§ **WORK REQUIRED**:
Output the material below in its entirety, exactly as given.
--- BEGIN ---
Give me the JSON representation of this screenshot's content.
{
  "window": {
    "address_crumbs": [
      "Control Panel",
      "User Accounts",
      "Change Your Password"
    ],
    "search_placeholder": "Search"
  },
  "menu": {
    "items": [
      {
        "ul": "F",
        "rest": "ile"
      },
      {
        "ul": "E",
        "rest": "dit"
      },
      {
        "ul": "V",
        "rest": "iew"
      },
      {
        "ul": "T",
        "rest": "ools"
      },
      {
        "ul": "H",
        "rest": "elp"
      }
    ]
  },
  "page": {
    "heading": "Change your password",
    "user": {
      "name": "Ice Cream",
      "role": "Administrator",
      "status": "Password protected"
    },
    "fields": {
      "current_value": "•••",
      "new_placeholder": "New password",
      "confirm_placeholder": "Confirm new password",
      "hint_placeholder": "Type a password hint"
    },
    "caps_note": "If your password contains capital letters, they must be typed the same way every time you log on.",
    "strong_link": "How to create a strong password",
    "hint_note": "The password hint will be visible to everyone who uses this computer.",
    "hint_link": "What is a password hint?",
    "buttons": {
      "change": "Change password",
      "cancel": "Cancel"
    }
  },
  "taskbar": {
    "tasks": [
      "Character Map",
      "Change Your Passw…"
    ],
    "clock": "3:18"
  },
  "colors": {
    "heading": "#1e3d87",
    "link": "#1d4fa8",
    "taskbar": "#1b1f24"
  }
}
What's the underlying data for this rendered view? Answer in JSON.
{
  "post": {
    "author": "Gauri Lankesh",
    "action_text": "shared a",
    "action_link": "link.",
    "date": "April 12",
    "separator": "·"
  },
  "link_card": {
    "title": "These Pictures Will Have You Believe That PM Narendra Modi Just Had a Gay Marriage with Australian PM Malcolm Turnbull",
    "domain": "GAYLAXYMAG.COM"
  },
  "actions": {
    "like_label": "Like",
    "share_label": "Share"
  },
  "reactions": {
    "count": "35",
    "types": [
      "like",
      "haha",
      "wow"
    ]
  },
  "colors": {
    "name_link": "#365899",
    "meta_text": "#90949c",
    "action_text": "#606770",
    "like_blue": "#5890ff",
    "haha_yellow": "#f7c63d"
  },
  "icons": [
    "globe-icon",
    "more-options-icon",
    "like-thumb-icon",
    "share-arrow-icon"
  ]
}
--- END ---
§ **SOLUTION FOR THIS TASK**:
Give me the JSON representation of this screenshot's content.
{
  "window": {
    "address_crumbs": [
      "Control Panel",
      "User Accounts",
      "Change Your Password"
    ],
    "search_placeholder": "Search"
  },
  "menu": {
    "items": [
      {
        "ul": "F",
        "rest": "ile"
      },
      {
        "ul": "E",
        "rest": "dit"
      },
      {
        "ul": "V",
        "rest": "iew"
      },
      {
        "ul": "T",
        "rest": "ools"
      },
      {
        "ul": "H",
        "rest": "elp"
      }
    ]
  },
  "page": {
    "heading": "Change your password",
    "user": {
      "name": "Ice Cream",
      "role": "Administrator",
      "status": "Password protected"
    },
    "fields": {
      "current_value": "•••",
      "new_placeholder": "New password",
      "confirm_placeholder": "Confirm new password",
      "hint_placeholder": "Type a password hint"
    },
    "caps_note": "If your password contains capital letters, they must be typed the same way every time you log on.",
    "strong_link": "How to create a strong password",
    "hint_note": "The password hint will be visible to everyone who uses this computer.",
    "hint_link": "What is a password hint?",
    "buttons": {
      "change": "Change password",
      "cancel": "Cancel"
    }
  },
  "taskbar": {
    "tasks": [
      "Character Map",
      "Change Your Passw…"
    ],
    "clock": "3:18"
  },
  "colors": {
    "heading": "#1e3d87",
    "link": "#1d4fa8",
    "taskbar": "#1b1f24"
  }
}
What's the underlying data for this rendered view? Answer in JSON.
{
  "post": {
    "author": "Gauri Lankesh",
    "action_text": "shared a",
    "action_link": "link.",
    "date": "April 12",
    "separator": "·"
  },
  "link_card": {
    "title": "These Pictures Will Have You Believe That PM Narendra Modi Just Had a Gay Marriage with Australian PM Malcolm Turnbull",
    "domain": "GAYLAXYMAG.COM"
  },
  "actions": {
    "like_label": "Like",
    "share_label": "Share"
  },
  "reactions": {
    "count": "35",
    "types": [
      "like",
      "haha",
      "wow"
    ]
  },
  "colors": {
    "name_link": "#365899",
    "meta_text": "#90949c",
    "action_text": "#606770",
    "like_blue": "#5890ff",
    "haha_yellow": "#f7c63d"
  },
  "icons": [
    "globe-icon",
    "more-options-icon",
    "like-thumb-icon",
    "share-arrow-icon"
  ]
}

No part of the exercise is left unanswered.